OBJECTIVE
Return the data exactly, with all pictures removed.
— START RECORDED INFORMATION —
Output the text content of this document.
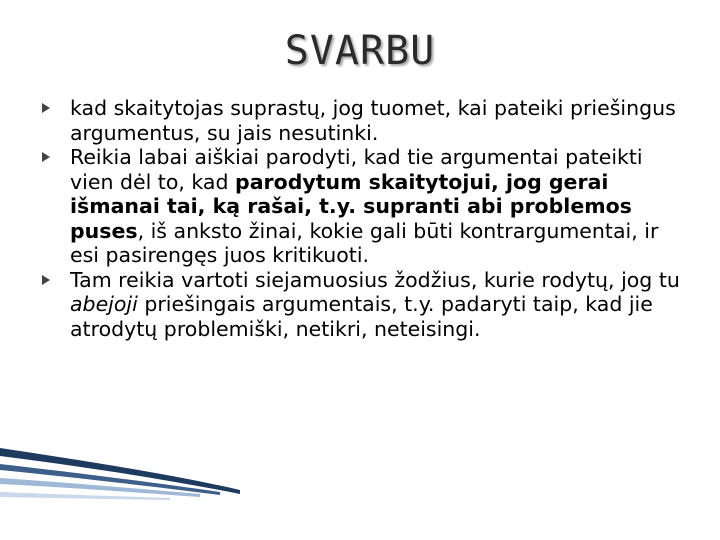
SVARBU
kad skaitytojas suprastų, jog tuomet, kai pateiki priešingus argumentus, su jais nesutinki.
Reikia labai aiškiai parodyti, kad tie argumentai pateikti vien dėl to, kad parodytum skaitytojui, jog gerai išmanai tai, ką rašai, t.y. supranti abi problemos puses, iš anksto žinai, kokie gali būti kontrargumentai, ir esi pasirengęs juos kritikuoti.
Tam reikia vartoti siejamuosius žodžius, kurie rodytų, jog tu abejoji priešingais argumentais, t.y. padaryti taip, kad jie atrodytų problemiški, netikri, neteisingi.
— END RECORDED INFORMATION —
TASK SOLUTION
Output the text content of this document.
SVARBU
kad skaitytojas suprastų, jog tuomet, kai pateiki priešingus argumentus, su jais nesutinki.
Reikia labai aiškiai parodyti, kad tie argumentai pateikti vien dėl to, kad parodytum skaitytojui, jog gerai išmanai tai, ką rašai, t.y. supranti abi problemos puses, iš anksto žinai, kokie gali būti kontrargumentai, ir esi pasirengęs juos kritikuoti.
Tam reikia vartoti siejamuosius žodžius, kurie rodytų, jog tu abejoji priešingais argumentais, t.y. padaryti taip, kad jie atrodytų problemiški, netikri, neteisingi.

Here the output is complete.